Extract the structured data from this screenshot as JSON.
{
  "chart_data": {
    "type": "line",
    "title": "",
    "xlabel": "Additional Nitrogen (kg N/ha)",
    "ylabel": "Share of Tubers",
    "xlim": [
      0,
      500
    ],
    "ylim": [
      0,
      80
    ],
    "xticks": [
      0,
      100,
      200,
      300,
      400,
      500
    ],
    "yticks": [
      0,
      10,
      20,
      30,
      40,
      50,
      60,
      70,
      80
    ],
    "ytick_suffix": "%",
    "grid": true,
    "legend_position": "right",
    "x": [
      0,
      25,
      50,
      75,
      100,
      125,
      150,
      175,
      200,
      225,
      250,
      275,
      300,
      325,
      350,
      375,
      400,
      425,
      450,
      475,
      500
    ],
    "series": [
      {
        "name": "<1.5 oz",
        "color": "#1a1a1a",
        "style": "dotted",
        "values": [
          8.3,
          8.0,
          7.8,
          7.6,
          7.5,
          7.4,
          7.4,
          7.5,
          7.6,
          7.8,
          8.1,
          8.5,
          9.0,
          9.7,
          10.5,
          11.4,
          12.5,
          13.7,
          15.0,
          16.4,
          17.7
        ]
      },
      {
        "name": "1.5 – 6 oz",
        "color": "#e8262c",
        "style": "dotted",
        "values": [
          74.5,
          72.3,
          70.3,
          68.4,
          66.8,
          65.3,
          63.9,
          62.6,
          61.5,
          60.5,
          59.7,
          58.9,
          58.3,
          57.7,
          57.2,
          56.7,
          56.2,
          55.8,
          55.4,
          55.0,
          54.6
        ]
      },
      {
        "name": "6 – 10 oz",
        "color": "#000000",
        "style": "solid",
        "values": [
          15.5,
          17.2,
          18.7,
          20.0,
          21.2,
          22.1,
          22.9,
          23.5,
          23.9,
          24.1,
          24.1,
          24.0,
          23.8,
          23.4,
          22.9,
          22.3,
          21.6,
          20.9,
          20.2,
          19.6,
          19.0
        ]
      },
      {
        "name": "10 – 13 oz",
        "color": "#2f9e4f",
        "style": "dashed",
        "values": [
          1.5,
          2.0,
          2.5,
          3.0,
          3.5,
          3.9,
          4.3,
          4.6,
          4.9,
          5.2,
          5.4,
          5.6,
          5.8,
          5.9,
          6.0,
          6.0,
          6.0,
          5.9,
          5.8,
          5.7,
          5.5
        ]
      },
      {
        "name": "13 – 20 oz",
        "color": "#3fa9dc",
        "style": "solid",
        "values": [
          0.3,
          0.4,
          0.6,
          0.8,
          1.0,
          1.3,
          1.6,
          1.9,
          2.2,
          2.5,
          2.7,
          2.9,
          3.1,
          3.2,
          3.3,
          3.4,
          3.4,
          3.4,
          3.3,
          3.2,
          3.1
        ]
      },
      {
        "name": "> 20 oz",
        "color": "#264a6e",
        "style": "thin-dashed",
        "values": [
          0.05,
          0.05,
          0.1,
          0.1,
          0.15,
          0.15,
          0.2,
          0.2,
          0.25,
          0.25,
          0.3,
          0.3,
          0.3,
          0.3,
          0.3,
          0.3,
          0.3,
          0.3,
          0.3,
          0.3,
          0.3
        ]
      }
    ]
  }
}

----

> What is expected:
Transcribe all of the entries without altering anything.

> Result below:
Extract the structured data from this screenshot as JSON.
{
  "chart_data": {
    "type": "line",
    "title": "",
    "xlabel": "Additional Nitrogen (kg N/ha)",
    "ylabel": "Share of Tubers",
    "xlim": [
      0,
      500
    ],
    "ylim": [
      0,
      80
    ],
    "xticks": [
      0,
      100,
      200,
      300,
      400,
      500
    ],
    "yticks": [
      0,
      10,
      20,
      30,
      40,
      50,
      60,
      70,
      80
    ],
    "ytick_suffix": "%",
    "grid": true,
    "legend_position": "right",
    "x": [
      0,
      25,
      50,
      75,
      100,
      125,
      150,
      175,
      200,
      225,
      250,
      275,
      300,
      325,
      350,
      375,
      400,
      425,
      450,
      475,
      500
    ],
    "series": [
      {
        "name": "<1.5 oz",
        "color": "#1a1a1a",
        "style": "dotted",
        "values": [
          8.3,
          8.0,
          7.8,
          7.6,
          7.5,
          7.4,
          7.4,
          7.5,
          7.6,
          7.8,
          8.1,
          8.5,
          9.0,
          9.7,
          10.5,
          11.4,
          12.5,
          13.7,
          15.0,
          16.4,
          17.7
        ]
      },
      {
        "name": "1.5 – 6 oz",
        "color": "#e8262c",
        "style": "dotted",
        "values": [
          74.5,
          72.3,
          70.3,
          68.4,
          66.8,
          65.3,
          63.9,
          62.6,
          61.5,
          60.5,
          59.7,
          58.9,
          58.3,
          57.7,
          57.2,
          56.7,
          56.2,
          55.8,
          55.4,
          55.0,
          54.6
        ]
      },
      {
        "name": "6 – 10 oz",
        "color": "#000000",
        "style": "solid",
        "values": [
          15.5,
          17.2,
          18.7,
          20.0,
          21.2,
          22.1,
          22.9,
          23.5,
          23.9,
          24.1,
          24.1,
          24.0,
          23.8,
          23.4,
          22.9,
          22.3,
          21.6,
          20.9,
          20.2,
          19.6,
          19.0
        ]
      },
      {
        "name": "10 – 13 oz",
        "color": "#2f9e4f",
        "style": "dashed",
        "values": [
          1.5,
          2.0,
          2.5,
          3.0,
          3.5,
          3.9,
          4.3,
          4.6,
          4.9,
          5.2,
          5.4,
          5.6,
          5.8,
          5.9,
          6.0,
          6.0,
          6.0,
          5.9,
          5.8,
          5.7,
          5.5
        ]
      },
      {
        "name": "13 – 20 oz",
        "color": "#3fa9dc",
        "style": "solid",
        "values": [
          0.3,
          0.4,
          0.6,
          0.8,
          1.0,
          1.3,
          1.6,
          1.9,
          2.2,
          2.5,
          2.7,
          2.9,
          3.1,
          3.2,
          3.3,
          3.4,
          3.4,
          3.4,
          3.3,
          3.2,
          3.1
        ]
      },
      {
        "name": "> 20 oz",
        "color": "#264a6e",
        "style": "thin-dashed",
        "values": [
          0.05,
          0.05,
          0.1,
          0.1,
          0.15,
          0.15,
          0.2,
          0.2,
          0.25,
          0.25,
          0.3,
          0.3,
          0.3,
          0.3,
          0.3,
          0.3,
          0.3,
          0.3,
          0.3,
          0.3,
          0.3
        ]
      }
    ]
  }
}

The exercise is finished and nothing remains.